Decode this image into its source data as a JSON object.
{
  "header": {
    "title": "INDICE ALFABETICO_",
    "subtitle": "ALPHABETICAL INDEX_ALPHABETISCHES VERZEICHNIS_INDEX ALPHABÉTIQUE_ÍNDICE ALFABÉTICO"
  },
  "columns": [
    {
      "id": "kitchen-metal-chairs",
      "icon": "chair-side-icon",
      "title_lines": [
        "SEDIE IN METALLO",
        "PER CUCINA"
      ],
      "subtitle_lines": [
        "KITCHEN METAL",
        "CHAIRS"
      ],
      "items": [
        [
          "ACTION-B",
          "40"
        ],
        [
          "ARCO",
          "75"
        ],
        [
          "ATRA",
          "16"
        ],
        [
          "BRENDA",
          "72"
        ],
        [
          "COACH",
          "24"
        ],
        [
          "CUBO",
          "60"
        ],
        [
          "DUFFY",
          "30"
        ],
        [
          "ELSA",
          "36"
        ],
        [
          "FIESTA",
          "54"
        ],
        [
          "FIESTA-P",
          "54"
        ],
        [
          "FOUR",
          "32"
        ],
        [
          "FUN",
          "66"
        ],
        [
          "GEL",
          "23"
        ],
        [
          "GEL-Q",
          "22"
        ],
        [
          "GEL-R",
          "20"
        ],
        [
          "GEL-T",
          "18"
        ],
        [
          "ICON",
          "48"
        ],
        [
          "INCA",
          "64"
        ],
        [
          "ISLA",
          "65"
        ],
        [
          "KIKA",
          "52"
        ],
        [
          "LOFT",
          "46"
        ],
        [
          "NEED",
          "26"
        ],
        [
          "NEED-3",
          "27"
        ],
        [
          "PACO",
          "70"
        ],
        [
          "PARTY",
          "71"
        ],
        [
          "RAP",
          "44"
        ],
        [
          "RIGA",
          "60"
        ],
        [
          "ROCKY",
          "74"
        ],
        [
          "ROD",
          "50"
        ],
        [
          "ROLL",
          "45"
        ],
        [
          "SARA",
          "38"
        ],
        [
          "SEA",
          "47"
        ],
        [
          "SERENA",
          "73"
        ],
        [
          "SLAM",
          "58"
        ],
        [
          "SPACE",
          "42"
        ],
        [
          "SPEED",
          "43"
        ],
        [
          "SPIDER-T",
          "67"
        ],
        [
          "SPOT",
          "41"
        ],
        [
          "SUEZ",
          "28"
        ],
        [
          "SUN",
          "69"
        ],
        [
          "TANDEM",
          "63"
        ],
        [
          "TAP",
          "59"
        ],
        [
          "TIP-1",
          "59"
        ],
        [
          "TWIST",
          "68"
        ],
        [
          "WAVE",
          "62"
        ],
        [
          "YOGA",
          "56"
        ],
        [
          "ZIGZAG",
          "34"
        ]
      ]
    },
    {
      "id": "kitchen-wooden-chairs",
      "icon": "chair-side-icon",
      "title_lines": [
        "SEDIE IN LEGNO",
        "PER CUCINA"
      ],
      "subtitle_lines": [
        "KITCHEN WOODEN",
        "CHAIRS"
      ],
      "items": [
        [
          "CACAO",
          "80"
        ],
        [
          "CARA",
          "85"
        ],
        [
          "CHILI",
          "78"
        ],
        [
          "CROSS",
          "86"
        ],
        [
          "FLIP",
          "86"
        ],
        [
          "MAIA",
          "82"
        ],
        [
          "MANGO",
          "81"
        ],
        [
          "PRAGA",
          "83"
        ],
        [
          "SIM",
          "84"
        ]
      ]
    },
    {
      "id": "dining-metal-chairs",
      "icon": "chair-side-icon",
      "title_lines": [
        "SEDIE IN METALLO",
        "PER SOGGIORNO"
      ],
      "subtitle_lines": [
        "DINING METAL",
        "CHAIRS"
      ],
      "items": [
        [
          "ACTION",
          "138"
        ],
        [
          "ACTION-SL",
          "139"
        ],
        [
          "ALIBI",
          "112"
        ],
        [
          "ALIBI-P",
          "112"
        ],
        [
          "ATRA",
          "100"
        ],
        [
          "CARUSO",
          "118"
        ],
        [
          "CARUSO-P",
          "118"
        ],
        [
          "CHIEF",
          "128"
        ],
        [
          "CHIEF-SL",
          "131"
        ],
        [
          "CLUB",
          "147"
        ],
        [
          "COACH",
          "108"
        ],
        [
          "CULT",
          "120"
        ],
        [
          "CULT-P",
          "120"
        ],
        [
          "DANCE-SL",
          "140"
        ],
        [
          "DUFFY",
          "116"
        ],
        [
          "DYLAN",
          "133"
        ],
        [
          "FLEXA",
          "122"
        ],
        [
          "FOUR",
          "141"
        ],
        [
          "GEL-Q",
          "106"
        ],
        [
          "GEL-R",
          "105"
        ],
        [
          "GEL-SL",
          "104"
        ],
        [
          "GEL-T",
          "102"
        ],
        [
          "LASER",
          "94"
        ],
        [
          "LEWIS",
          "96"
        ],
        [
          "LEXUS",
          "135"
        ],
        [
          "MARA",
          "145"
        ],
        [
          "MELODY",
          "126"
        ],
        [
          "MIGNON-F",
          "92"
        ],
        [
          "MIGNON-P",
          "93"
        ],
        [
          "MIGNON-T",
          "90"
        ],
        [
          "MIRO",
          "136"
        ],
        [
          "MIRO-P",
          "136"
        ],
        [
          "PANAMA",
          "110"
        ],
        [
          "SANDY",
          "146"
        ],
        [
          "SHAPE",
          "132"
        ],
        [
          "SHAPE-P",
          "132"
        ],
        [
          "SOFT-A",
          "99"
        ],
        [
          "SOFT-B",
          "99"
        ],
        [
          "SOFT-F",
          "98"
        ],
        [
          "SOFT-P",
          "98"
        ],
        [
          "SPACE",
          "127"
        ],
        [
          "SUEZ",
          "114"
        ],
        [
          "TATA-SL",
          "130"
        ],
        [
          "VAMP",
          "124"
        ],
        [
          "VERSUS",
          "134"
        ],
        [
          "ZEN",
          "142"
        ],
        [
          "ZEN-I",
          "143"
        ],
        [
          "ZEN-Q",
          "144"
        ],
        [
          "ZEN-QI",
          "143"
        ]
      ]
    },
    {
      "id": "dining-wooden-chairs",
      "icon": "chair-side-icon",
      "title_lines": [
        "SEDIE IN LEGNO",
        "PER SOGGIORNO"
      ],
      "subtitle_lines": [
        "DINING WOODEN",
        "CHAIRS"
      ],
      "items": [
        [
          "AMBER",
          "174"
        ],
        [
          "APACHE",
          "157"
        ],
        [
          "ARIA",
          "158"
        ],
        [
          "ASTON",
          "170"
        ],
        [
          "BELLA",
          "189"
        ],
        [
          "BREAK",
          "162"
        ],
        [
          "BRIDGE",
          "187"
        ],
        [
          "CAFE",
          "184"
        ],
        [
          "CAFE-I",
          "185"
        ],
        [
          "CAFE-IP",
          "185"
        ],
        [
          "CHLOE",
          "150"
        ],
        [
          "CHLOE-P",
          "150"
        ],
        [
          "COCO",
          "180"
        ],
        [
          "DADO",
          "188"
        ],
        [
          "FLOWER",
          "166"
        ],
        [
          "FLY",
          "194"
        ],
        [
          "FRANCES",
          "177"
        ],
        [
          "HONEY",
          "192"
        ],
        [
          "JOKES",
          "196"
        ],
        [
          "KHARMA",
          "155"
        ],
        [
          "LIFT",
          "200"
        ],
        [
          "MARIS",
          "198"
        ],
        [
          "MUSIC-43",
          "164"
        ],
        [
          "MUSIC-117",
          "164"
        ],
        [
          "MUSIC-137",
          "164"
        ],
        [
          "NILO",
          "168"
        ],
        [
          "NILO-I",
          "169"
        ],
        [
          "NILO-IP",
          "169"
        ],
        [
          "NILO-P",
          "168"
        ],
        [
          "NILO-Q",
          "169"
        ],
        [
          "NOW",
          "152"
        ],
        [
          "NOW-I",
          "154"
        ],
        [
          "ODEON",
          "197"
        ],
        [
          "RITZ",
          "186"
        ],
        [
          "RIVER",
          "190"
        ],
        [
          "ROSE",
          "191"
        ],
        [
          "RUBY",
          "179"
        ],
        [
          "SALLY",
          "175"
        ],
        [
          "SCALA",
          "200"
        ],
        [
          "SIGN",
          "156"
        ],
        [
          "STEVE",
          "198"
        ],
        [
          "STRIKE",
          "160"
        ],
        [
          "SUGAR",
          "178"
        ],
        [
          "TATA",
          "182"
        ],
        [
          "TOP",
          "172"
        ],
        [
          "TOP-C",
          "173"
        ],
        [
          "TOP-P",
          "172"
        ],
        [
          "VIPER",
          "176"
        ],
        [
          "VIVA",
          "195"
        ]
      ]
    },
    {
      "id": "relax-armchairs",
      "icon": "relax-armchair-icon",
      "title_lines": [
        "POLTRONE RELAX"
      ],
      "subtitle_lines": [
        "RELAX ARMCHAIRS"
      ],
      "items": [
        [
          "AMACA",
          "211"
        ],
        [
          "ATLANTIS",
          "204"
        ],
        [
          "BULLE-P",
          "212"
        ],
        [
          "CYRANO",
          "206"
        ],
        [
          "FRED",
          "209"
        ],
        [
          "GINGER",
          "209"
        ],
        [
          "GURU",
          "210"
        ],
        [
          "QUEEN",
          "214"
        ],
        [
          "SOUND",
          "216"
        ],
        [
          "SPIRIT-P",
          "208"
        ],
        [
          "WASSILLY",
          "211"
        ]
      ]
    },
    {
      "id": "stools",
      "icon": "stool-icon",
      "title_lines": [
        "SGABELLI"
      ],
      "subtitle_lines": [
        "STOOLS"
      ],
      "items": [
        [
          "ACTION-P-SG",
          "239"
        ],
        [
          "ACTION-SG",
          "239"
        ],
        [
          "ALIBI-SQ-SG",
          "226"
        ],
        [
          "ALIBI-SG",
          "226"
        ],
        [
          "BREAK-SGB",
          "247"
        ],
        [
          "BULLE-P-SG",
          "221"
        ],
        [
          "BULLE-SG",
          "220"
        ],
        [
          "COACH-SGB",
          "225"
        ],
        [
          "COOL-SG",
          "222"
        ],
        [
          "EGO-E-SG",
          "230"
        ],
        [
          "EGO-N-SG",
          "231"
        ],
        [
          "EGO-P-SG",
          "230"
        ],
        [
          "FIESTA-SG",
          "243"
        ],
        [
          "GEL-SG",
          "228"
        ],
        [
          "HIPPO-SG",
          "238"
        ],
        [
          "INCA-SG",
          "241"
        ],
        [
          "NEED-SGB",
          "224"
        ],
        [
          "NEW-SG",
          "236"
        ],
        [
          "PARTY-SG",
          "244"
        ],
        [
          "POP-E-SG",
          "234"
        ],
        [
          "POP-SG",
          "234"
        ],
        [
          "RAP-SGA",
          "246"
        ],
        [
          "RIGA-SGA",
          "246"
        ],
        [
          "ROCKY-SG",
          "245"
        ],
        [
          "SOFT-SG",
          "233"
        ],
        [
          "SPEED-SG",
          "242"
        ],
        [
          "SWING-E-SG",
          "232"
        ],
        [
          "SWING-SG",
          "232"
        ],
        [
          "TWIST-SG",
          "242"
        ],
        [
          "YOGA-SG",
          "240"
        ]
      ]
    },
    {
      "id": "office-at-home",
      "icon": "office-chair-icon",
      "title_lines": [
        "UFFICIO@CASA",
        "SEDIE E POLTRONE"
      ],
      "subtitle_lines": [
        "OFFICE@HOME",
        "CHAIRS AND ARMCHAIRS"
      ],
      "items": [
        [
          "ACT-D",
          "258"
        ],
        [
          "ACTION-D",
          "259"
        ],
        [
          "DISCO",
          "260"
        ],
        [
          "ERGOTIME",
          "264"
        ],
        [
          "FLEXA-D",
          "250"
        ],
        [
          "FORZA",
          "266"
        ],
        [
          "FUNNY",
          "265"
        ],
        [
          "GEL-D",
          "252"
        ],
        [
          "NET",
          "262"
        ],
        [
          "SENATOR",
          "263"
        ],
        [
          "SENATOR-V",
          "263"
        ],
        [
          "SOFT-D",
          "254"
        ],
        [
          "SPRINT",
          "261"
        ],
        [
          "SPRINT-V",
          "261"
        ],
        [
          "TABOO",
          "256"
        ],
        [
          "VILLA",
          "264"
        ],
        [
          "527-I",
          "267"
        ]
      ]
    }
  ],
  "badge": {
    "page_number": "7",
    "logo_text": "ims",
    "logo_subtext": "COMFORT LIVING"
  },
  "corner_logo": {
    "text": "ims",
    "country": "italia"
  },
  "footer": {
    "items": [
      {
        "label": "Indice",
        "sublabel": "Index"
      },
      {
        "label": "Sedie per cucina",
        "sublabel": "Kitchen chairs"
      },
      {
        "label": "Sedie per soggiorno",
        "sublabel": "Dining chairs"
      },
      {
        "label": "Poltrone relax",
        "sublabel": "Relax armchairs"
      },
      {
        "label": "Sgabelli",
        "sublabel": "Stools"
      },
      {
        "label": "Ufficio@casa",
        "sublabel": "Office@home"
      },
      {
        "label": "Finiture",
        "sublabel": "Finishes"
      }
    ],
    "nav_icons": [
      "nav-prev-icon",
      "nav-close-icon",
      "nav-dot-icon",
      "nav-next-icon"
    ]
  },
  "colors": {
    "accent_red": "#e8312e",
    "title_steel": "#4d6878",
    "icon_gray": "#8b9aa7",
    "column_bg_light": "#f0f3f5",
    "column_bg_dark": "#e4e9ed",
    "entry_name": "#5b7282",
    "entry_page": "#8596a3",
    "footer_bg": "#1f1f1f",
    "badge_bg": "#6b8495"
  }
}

++++++

EXERCISE - Using the listing above, pull out all lines that hold the word "ACTION".

COMPLETE RESPONSE -
          "ACTION-B",
          "ACTION",
          "ACTION-SL",
          "ACTION-P-SG",
          "ACTION-SG",
          "ACTION-D",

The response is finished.